## [MATERIAL PROVIDED]

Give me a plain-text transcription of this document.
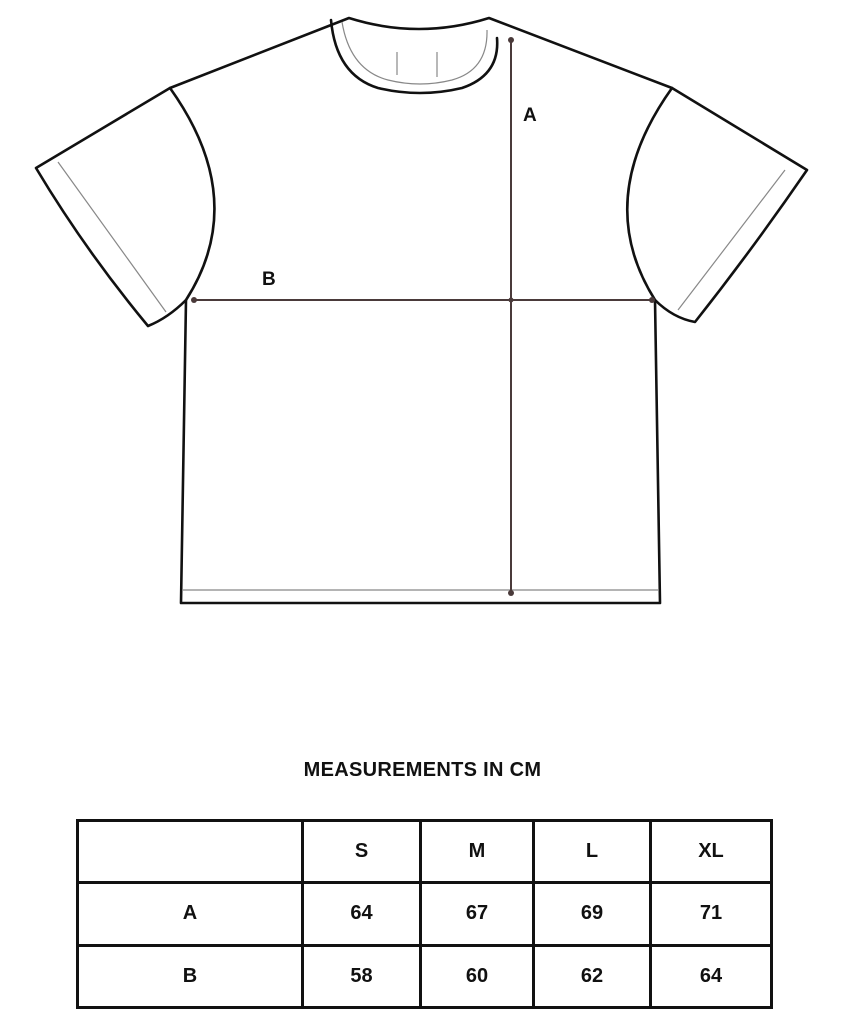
A
B
MEASUREMENTS IN CM
	S	M	L	XL
A	64	67	69	71
B	58	60	62	64
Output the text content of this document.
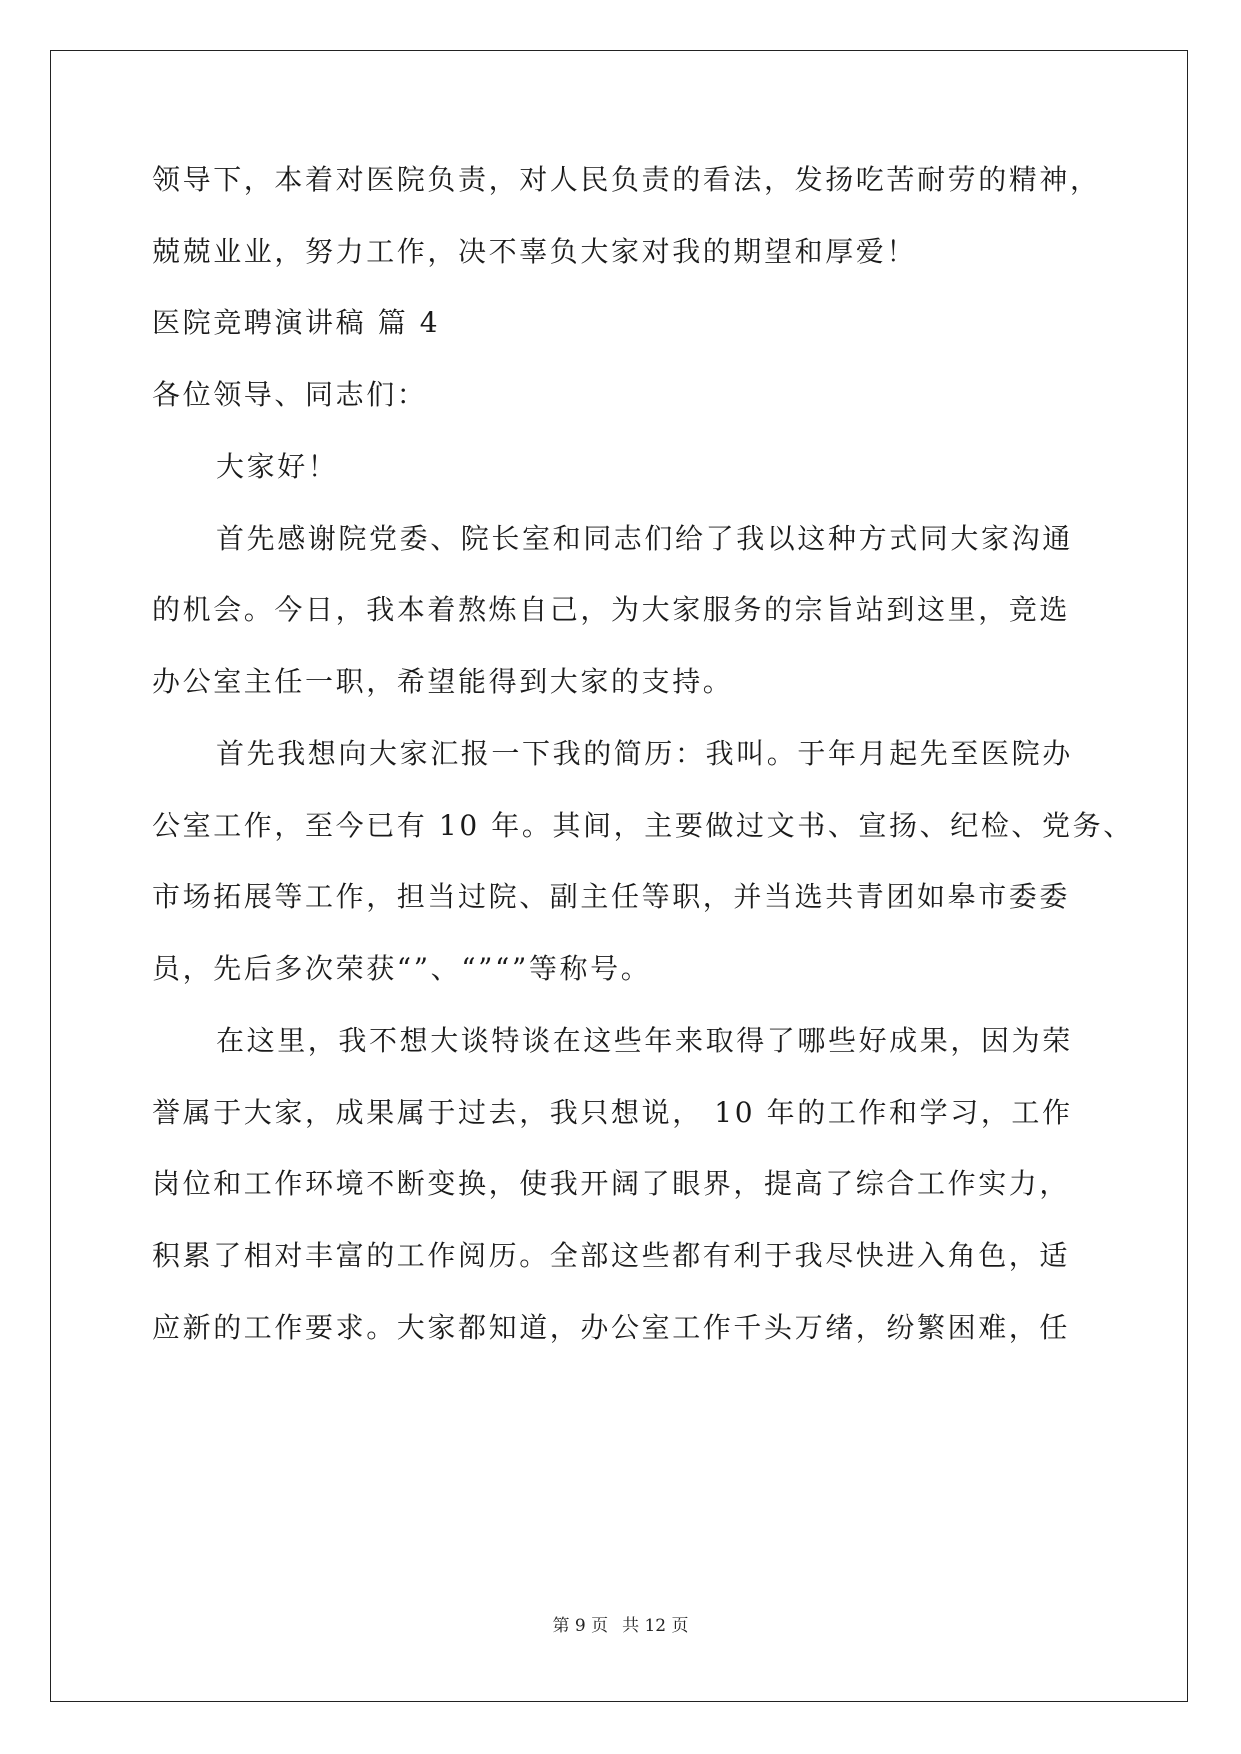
领导下，本着对医院负责，对人民负责的看法，发扬吃苦耐劳的精神，
兢兢业业，努力工作，决不辜负大家对我的期望和厚爱！
医院竞聘演讲稿 篇 4
各位领导、同志们：
大家好！
首先感谢院党委、院长室和同志们给了我以这种方式同大家沟通
的机会。今日，我本着熬炼自己，为大家服务的宗旨站到这里，竞选
办公室主任一职，希望能得到大家的支持。
首先我想向大家汇报一下我的简历：我叫。于年月起先至医院办
公室工作，至今已有 10 年。其间，主要做过文书、宣扬、纪检、党务、
市场拓展等工作，担当过院、副主任等职，并当选共青团如皋市委委
员，先后多次荣获“”、“”“”等称号。
在这里，我不想大谈特谈在这些年来取得了哪些好成果，因为荣
誉属于大家，成果属于过去，我只想说， 10 年的工作和学习，工作
岗位和工作环境不断变换，使我开阔了眼界，提高了综合工作实力，
积累了相对丰富的工作阅历。全部这些都有利于我尽快进入角色，适
应新的工作要求。大家都知道，办公室工作千头万绪，纷繁困难，任
第 9 页 共 12 页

## [WHAT IS REQUIRED]
Copy the records above exactly, leaving out every picture.

## [WRITTEN ANSWER]
Give me a plain-text transcription of this document.
A
B
MEASUREMENTS IN CM
	S	M	L	XL
A	64	67	69	71
B	58	60	62	64
Output the text content of this document.
领导下，本着对医院负责，对人民负责的看法，发扬吃苦耐劳的精神，
兢兢业业，努力工作，决不辜负大家对我的期望和厚爱！
医院竞聘演讲稿 篇 4
各位领导、同志们：
大家好！
首先感谢院党委、院长室和同志们给了我以这种方式同大家沟通
的机会。今日，我本着熬炼自己，为大家服务的宗旨站到这里，竞选
办公室主任一职，希望能得到大家的支持。
首先我想向大家汇报一下我的简历：我叫。于年月起先至医院办
公室工作，至今已有 10 年。其间，主要做过文书、宣扬、纪检、党务、
市场拓展等工作，担当过院、副主任等职，并当选共青团如皋市委委
员，先后多次荣获“”、“”“”等称号。
在这里，我不想大谈特谈在这些年来取得了哪些好成果，因为荣
誉属于大家，成果属于过去，我只想说， 10 年的工作和学习，工作
岗位和工作环境不断变换，使我开阔了眼界，提高了综合工作实力，
积累了相对丰富的工作阅历。全部这些都有利于我尽快进入角色，适
应新的工作要求。大家都知道，办公室工作千头万绪，纷繁困难，任
第 9 页 共 12 页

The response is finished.